-------- The data

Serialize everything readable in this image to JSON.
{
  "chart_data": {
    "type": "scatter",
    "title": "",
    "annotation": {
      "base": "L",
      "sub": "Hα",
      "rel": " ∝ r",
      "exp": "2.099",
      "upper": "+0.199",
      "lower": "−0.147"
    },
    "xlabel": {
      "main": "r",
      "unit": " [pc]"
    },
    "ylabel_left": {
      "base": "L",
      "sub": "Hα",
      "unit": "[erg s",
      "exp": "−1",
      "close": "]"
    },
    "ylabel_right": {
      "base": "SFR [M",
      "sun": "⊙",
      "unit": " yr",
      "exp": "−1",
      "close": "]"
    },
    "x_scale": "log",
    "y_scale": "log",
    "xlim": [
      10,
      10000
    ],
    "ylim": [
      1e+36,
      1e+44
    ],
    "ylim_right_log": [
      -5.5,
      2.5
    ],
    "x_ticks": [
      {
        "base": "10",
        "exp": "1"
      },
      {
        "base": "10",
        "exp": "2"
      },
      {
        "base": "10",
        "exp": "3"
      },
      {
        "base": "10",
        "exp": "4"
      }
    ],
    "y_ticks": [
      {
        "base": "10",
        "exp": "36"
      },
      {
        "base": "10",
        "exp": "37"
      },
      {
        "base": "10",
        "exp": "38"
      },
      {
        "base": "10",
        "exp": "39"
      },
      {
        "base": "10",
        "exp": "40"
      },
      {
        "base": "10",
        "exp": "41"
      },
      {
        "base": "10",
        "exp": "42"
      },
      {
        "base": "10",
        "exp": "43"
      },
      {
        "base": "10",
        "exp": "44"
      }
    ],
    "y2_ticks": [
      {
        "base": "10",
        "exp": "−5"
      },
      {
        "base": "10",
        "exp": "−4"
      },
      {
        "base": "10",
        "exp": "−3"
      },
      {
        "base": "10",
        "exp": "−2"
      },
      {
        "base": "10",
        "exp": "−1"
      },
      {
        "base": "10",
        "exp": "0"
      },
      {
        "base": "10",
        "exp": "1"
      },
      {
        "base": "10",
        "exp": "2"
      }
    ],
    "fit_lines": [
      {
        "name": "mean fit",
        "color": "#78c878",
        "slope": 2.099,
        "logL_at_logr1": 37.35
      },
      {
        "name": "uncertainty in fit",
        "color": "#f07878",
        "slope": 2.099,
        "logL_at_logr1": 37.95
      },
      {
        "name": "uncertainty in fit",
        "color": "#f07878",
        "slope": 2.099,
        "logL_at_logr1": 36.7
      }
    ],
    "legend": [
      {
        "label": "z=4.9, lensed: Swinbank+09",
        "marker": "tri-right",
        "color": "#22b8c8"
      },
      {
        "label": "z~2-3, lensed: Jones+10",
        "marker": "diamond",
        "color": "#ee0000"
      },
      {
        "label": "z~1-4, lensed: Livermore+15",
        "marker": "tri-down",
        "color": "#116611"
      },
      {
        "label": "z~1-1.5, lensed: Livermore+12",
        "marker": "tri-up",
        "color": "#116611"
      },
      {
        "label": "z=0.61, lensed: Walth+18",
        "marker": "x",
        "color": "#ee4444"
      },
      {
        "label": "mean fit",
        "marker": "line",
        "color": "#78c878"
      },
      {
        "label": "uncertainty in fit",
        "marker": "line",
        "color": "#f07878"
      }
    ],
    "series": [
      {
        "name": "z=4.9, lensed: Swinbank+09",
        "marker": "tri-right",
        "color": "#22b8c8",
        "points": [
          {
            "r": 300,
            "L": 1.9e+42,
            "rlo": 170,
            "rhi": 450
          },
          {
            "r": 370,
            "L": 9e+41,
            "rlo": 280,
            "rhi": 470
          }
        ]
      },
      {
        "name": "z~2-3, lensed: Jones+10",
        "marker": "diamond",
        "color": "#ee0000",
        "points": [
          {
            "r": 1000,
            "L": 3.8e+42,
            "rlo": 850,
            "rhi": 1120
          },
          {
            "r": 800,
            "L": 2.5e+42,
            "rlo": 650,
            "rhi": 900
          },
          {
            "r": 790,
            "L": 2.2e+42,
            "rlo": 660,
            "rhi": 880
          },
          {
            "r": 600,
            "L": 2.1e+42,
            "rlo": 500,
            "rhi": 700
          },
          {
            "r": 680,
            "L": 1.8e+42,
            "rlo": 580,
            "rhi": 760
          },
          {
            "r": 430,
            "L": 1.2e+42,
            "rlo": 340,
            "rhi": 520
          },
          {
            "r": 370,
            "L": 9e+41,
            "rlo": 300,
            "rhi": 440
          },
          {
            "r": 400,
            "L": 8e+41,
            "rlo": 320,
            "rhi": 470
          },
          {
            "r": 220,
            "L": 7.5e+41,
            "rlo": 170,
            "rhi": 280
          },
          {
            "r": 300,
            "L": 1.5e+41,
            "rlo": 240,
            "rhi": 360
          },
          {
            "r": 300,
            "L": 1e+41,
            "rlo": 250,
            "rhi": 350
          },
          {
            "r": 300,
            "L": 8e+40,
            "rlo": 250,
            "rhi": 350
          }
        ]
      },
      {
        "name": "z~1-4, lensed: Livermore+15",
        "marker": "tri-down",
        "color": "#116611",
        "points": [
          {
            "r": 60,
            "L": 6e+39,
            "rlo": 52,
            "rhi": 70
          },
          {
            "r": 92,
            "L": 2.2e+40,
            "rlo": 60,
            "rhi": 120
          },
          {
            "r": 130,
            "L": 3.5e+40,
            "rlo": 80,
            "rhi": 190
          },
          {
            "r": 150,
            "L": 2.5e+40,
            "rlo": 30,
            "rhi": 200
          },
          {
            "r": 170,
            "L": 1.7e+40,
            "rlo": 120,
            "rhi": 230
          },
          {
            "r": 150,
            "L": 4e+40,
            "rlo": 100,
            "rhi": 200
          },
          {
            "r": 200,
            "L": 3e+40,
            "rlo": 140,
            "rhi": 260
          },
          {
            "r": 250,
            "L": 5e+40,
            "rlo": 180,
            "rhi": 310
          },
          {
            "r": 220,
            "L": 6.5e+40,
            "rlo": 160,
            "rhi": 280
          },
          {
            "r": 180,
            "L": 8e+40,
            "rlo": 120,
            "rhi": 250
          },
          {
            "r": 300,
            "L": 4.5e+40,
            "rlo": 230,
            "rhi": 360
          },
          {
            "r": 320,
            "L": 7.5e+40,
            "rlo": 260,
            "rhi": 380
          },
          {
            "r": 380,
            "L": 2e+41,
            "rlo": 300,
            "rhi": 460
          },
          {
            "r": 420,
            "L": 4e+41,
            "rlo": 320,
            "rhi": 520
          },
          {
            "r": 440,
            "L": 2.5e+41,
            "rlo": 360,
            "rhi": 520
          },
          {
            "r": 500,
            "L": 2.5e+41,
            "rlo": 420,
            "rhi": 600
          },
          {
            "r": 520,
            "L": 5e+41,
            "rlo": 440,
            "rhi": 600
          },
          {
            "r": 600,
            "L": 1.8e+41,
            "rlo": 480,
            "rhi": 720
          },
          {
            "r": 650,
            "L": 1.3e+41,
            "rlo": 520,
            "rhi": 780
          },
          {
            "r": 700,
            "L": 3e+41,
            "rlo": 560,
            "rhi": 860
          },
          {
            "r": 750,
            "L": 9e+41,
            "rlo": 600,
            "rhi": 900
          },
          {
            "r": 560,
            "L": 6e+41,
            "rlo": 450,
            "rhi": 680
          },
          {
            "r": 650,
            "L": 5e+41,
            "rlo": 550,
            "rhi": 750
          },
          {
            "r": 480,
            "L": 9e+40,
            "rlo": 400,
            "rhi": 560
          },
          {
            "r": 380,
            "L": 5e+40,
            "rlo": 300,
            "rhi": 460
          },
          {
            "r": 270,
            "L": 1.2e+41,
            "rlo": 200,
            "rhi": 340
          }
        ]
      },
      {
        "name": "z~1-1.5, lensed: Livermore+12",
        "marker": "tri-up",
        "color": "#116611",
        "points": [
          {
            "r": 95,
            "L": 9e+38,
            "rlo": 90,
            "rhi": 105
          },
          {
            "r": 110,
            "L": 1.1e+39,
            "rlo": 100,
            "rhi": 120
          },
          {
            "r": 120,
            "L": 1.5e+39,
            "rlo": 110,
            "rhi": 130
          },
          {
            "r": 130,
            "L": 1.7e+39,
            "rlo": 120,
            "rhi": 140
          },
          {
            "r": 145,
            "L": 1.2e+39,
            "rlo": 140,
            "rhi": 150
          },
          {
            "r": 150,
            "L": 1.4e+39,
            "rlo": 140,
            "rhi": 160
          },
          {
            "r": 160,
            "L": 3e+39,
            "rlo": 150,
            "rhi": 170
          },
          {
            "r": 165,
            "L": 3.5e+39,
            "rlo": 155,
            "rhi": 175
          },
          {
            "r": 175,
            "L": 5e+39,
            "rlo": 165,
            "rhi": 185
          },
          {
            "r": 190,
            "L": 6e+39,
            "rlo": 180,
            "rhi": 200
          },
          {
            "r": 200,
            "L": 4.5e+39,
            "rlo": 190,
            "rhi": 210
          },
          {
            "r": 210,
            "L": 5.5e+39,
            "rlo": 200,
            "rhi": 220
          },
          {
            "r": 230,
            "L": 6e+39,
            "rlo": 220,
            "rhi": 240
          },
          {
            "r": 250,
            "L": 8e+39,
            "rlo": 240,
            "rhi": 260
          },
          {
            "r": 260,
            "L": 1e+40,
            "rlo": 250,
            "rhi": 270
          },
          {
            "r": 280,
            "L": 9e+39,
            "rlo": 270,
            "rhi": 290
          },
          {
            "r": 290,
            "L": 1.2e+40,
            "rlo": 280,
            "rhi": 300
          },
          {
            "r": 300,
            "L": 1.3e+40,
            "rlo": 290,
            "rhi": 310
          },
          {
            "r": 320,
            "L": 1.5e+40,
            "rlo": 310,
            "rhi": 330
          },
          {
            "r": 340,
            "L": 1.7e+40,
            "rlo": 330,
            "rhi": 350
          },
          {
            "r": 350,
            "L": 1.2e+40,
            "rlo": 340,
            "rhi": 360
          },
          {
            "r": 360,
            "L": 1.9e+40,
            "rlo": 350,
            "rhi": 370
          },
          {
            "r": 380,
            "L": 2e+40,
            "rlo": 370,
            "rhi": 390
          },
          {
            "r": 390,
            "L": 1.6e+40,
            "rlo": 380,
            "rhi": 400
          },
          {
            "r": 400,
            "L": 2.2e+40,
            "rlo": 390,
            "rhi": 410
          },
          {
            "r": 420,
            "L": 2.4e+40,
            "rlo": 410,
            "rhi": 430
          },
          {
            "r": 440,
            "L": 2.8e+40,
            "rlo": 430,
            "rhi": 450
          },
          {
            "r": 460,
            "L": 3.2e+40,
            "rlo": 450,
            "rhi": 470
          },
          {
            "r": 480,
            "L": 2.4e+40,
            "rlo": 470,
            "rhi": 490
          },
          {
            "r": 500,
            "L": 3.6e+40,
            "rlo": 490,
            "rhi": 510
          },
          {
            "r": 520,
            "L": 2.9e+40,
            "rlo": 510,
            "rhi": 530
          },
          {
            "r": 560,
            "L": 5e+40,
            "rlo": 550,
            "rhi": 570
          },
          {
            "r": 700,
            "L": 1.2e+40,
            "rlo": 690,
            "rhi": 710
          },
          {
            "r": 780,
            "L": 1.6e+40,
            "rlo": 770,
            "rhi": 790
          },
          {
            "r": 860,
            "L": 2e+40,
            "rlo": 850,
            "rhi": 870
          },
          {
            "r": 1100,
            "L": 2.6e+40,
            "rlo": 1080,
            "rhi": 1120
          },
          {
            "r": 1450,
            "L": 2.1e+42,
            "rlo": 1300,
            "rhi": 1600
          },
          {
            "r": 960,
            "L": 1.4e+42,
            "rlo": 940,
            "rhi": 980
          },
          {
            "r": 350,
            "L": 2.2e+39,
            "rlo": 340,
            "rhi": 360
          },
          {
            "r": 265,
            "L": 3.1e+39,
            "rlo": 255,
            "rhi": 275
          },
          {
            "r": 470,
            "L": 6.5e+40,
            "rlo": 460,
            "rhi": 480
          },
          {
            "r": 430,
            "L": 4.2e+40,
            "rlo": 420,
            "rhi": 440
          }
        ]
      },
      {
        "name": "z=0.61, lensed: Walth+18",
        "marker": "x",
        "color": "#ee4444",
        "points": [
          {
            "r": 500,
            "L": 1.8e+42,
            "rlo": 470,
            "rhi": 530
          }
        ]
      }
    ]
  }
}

----------------

(Exercise prompt) Only the number is wanted: how many lines in the entries above contain the string "name"?

(Response below) 8